* Task details *
Lay out every line of the records below as a JSON list of strings, one string per line, with blank lines omitted. Leave the pictures out of your answer.

Rows from a dataset
- - -
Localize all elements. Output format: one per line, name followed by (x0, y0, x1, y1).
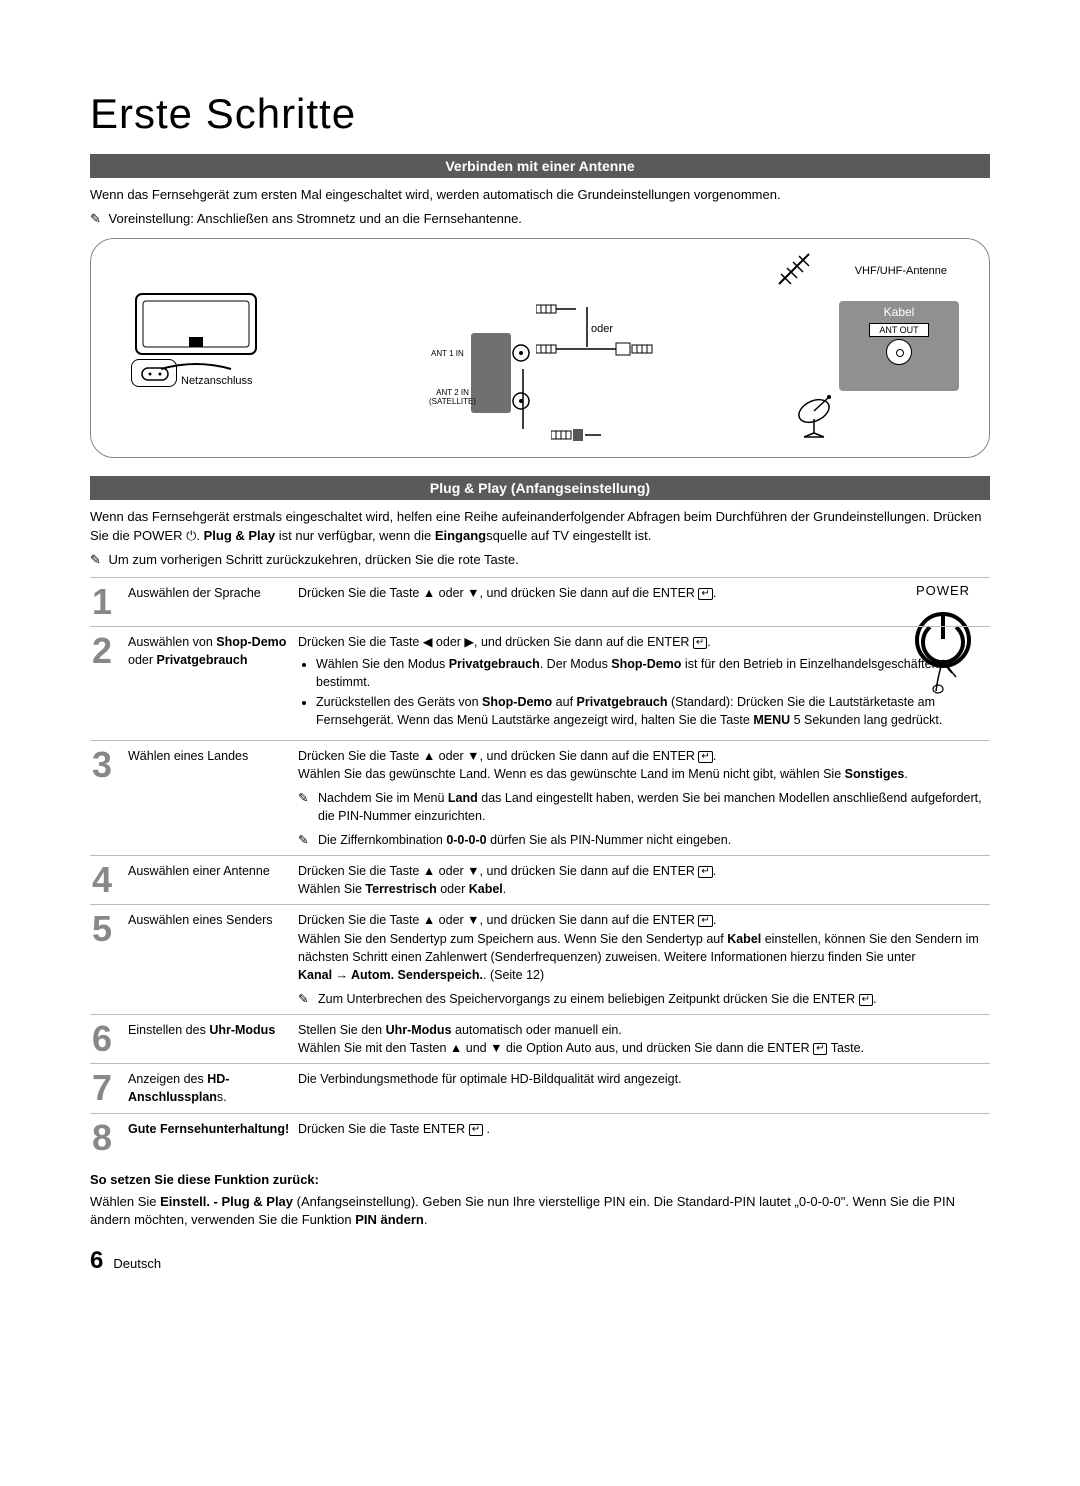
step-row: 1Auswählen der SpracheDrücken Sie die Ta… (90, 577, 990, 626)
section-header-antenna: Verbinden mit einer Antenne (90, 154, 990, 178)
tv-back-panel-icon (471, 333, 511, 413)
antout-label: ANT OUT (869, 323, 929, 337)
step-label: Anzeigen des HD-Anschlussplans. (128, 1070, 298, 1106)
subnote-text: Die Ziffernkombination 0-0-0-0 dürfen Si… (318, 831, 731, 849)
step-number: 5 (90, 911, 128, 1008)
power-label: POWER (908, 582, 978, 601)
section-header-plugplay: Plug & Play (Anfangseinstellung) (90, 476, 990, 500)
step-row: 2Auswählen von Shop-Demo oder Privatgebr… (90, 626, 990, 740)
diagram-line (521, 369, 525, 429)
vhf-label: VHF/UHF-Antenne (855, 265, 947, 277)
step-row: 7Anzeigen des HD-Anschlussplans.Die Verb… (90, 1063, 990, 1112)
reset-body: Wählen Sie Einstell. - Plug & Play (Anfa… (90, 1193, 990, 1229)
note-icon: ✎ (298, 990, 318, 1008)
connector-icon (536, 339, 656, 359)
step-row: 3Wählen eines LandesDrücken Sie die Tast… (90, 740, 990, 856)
- - -
* Written answer *
[
  "Localize all elements. Output format: one per line, name followed by (x0, y0, x1, y1).",
  "step-row: 1Auswählen der SpracheDrücken Sie die Ta… (90, 577, 990, 626)",
  "section-header-antenna: Verbinden mit einer Antenne (90, 154, 990, 178)",
  "tv-back-panel-icon (471, 333, 511, 413)",
  "antout-label: ANT OUT (869, 323, 929, 337)",
  "step-label: Anzeigen des HD-Anschlussplans. (128, 1070, 298, 1106)",
  "subnote-text: Die Ziffernkombination 0-0-0-0 dürfen Si… (318, 831, 731, 849)",
  "step-number: 5 (90, 911, 128, 1008)",
  "power-label: POWER (908, 582, 978, 601)",
  "section-header-plugplay: Plug & Play (Anfangseinstellung) (90, 476, 990, 500)",
  "step-row: 2Auswählen von Shop-Demo oder Privatgebr… (90, 626, 990, 740)",
  "diagram-line (521, 369, 525, 429)",
  "vhf-label: VHF/UHF-Antenne (855, 265, 947, 277)",
  "step-row: 7Anzeigen des HD-Anschlussplans.Die Verb… (90, 1063, 990, 1112)",
  "reset-body: Wählen Sie Einstell. - Plug & Play (Anfa… (90, 1193, 990, 1229)",
  "note-icon: ✎ (298, 990, 318, 1008)",
  "connector-icon (536, 339, 656, 359)",
  "step-row: 3Wählen eines LandesDrücken Sie die Tast… (90, 740, 990, 856)"
]